## [Data supplied]
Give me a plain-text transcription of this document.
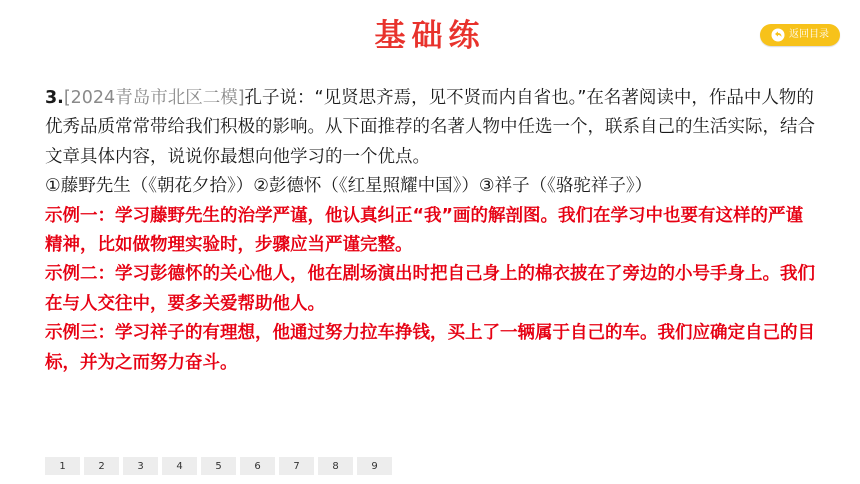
基础练	返回目录

3.[2024青岛市北区二模]孔子说：“见贤思齐焉，见不贤而内自省也。”在名著阅读中，作品中人物的优秀品质常常带给我们积极的影响。从下面推荐的名著人物中任选一个，联系自己的生活实际，结合文章具体内容，说说你最想向他学习的一个优点。

①藤野先生（《朝花夕拾》）②彭德怀（《红星照耀中国》）③祥子（《骆驼祥子》）

示例一：学习藤野先生的治学严谨，他认真纠正“我”画的解剖图。我们在学习中也要有这样的严谨精神，比如做物理实验时，步骤应当严谨完整。

示例二：学习彭德怀的关心他人，他在剧场演出时把自己身上的棉衣披在了旁边的小号手身上。我们在与人交往中，要多关爱帮助他人。

示例三：学习祥子的有理想，他通过努力拉车挣钱，买上了一辆属于自己的车。我们应确定自己的目标，并为之而努力奋斗。

1	2	3	4	5	6	7	8	9
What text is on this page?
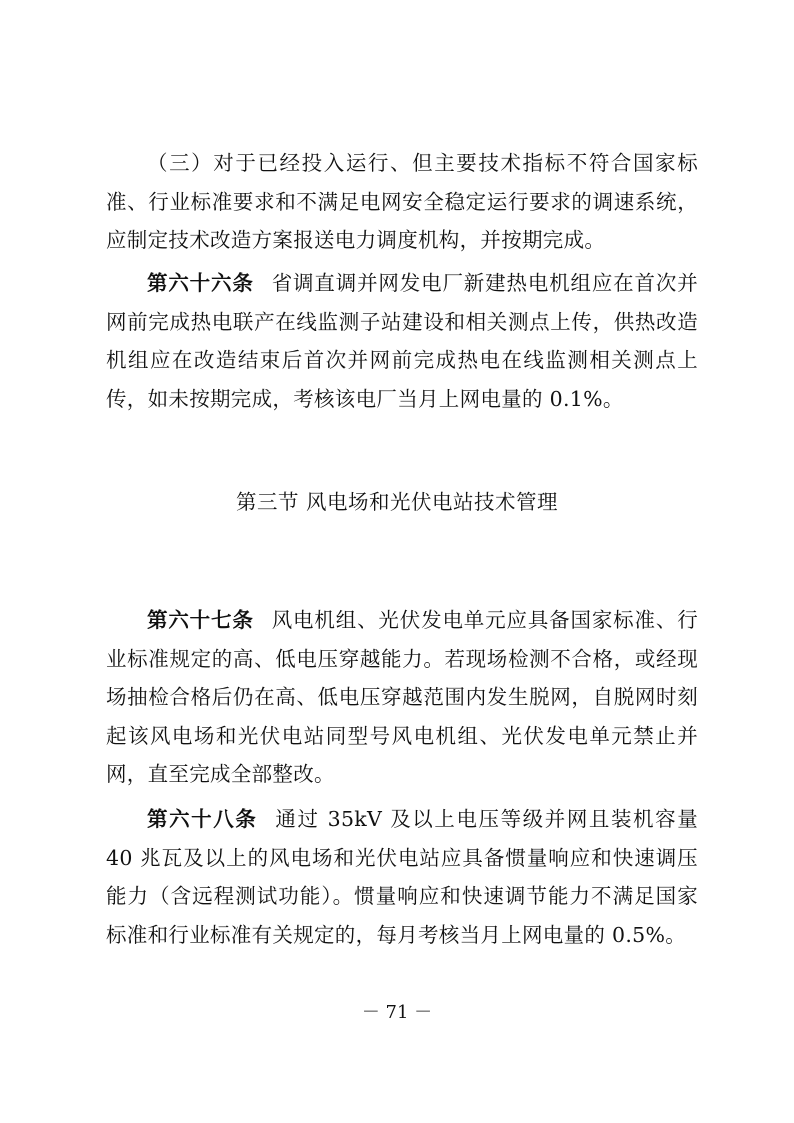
（三）对于已经投入运行、但主要技术指标不符合国家标准、行业标准要求和不满足电网安全稳定运行要求的调速系统，应制定技术改造方案报送电力调度机构，并按期完成。

第六十六条 省调直调并网发电厂新建热电机组应在首次并网前完成热电联产在线监测子站建设和相关测点上传，供热改造机组应在改造结束后首次并网前完成热电在线监测相关测点上传，如未按期完成，考核该电厂当月上网电量的 0.1%。

第三节 风电场和光伏电站技术管理

第六十七条 风电机组、光伏发电单元应具备国家标准、行业标准规定的高、低电压穿越能力。若现场检测不合格，或经现场抽检合格后仍在高、低电压穿越范围内发生脱网，自脱网时刻起该风电场和光伏电站同型号风电机组、光伏发电单元禁止并网，直至完成全部整改。

第六十八条 通过 35kV 及以上电压等级并网且装机容量 40 兆瓦及以上的风电场和光伏电站应具备惯量响应和快速调压能力（含远程测试功能）。惯量响应和快速调节能力不满足国家标准和行业标准有关规定的，每月考核当月上网电量的 0.5%。

－ 71 －
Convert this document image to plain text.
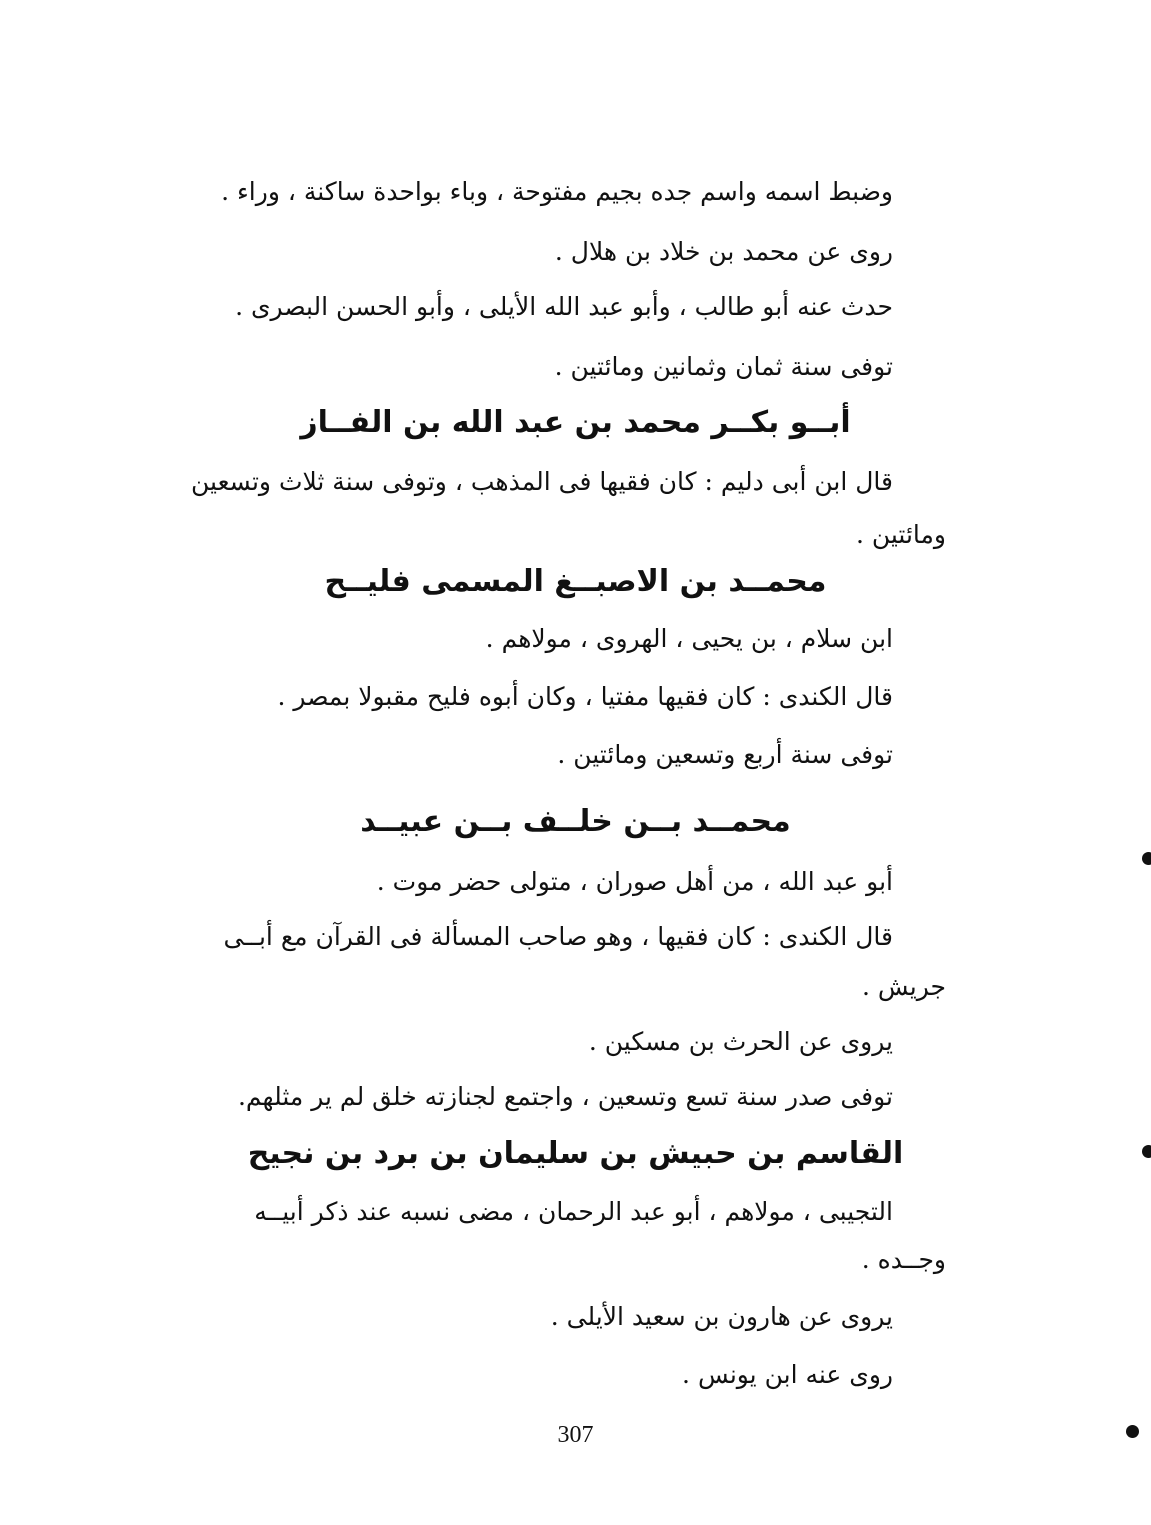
وضبط اسمه واسم جده بجيم مفتوحة ، وباء بواحدة ساكنة ، وراء .
روى عن محمد بن خلاد بن هلال .
حدث عنه أبو طالب ، وأبو عبد الله الأيلى ، وأبو الحسن البصرى .
توفى سنة ثمان وثمانين ومائتين .
أبــو بكــر محمد بن عبد الله بن الفــاز
قال ابن أبى دليم : كان فقيها فى المذهب ، وتوفى سنة ثلاث وتسعين
ومائتين .
محمــد بن الاصبــغ المسمى فليــح
ابن سلام ، بن يحيى ، الهروى ، مولاهم .
قال الكندى : كان فقيها مفتيا ، وكان أبوه فليح مقبولا بمصر .
توفى سنة أربع وتسعين ومائتين .
محمــد بــن خلــف بــن عبيــد
أبو عبد الله ، من أهل صوران ، متولى حضر موت .
قال الكندى : كان فقيها ، وهو صاحب المسألة فى القرآن مع أبــى
جريش .
يروى عن الحرث بن مسكين .
توفى صدر سنة تسع وتسعين ، واجتمع لجنازته خلق لم ير مثلهم.
القاسم بن حبيش بن سليمان بن برد بن نجيح
التجيبى ، مولاهم ، أبو عبد الرحمان ، مضى نسبه عند ذكر أبيــه
وجــده .
يروى عن هارون بن سعيد الأيلى .
روى عنه ابن يونس .
307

## [Problem description]
Copy all the lines of data exactly as they appear, dropping any images.

## [Answer to this problem]
Give me a plain-text transcription of this document.
基础练	返回目录

3.[2024青岛市北区二模]孔子说：“见贤思齐焉，见不贤而内自省也。”在名著阅读中，作品中人物的优秀品质常常带给我们积极的影响。从下面推荐的名著人物中任选一个，联系自己的生活实际，结合文章具体内容，说说你最想向他学习的一个优点。

①藤野先生（《朝花夕拾》）②彭德怀（《红星照耀中国》）③祥子（《骆驼祥子》）

示例一：学习藤野先生的治学严谨，他认真纠正“我”画的解剖图。我们在学习中也要有这样的严谨精神，比如做物理实验时，步骤应当严谨完整。

示例二：学习彭德怀的关心他人，他在剧场演出时把自己身上的棉衣披在了旁边的小号手身上。我们在与人交往中，要多关爱帮助他人。

示例三：学习祥子的有理想，他通过努力拉车挣钱，买上了一辆属于自己的车。我们应确定自己的目标，并为之而努力奋斗。

1	2	3	4	5	6	7	8	9
What text is on this page?
（三）对于已经投入运行、但主要技术指标不符合国家标准、行业标准要求和不满足电网安全稳定运行要求的调速系统，应制定技术改造方案报送电力调度机构，并按期完成。

第六十六条 省调直调并网发电厂新建热电机组应在首次并网前完成热电联产在线监测子站建设和相关测点上传，供热改造机组应在改造结束后首次并网前完成热电在线监测相关测点上传，如未按期完成，考核该电厂当月上网电量的 0.1%。

第三节 风电场和光伏电站技术管理

第六十七条 风电机组、光伏发电单元应具备国家标准、行业标准规定的高、低电压穿越能力。若现场检测不合格，或经现场抽检合格后仍在高、低电压穿越范围内发生脱网，自脱网时刻起该风电场和光伏电站同型号风电机组、光伏发电单元禁止并网，直至完成全部整改。

第六十八条 通过 35kV 及以上电压等级并网且装机容量 40 兆瓦及以上的风电场和光伏电站应具备惯量响应和快速调压能力（含远程测试功能）。惯量响应和快速调节能力不满足国家标准和行业标准有关规定的，每月考核当月上网电量的 0.5%。

－ 71 －
Convert this document image to plain text.
وضبط اسمه واسم جده بجيم مفتوحة ، وباء بواحدة ساكنة ، وراء .
روى عن محمد بن خلاد بن هلال .
حدث عنه أبو طالب ، وأبو عبد الله الأيلى ، وأبو الحسن البصرى .
توفى سنة ثمان وثمانين ومائتين .
أبــو بكــر محمد بن عبد الله بن الفــاز
قال ابن أبى دليم : كان فقيها فى المذهب ، وتوفى سنة ثلاث وتسعين
ومائتين .
محمــد بن الاصبــغ المسمى فليــح
ابن سلام ، بن يحيى ، الهروى ، مولاهم .
قال الكندى : كان فقيها مفتيا ، وكان أبوه فليح مقبولا بمصر .
توفى سنة أربع وتسعين ومائتين .
محمــد بــن خلــف بــن عبيــد
أبو عبد الله ، من أهل صوران ، متولى حضر موت .
قال الكندى : كان فقيها ، وهو صاحب المسألة فى القرآن مع أبــى
جريش .
يروى عن الحرث بن مسكين .
توفى صدر سنة تسع وتسعين ، واجتمع لجنازته خلق لم ير مثلهم.
القاسم بن حبيش بن سليمان بن برد بن نجيح
التجيبى ، مولاهم ، أبو عبد الرحمان ، مضى نسبه عند ذكر أبيــه
وجــده .
يروى عن هارون بن سعيد الأيلى .
روى عنه ابن يونس .
307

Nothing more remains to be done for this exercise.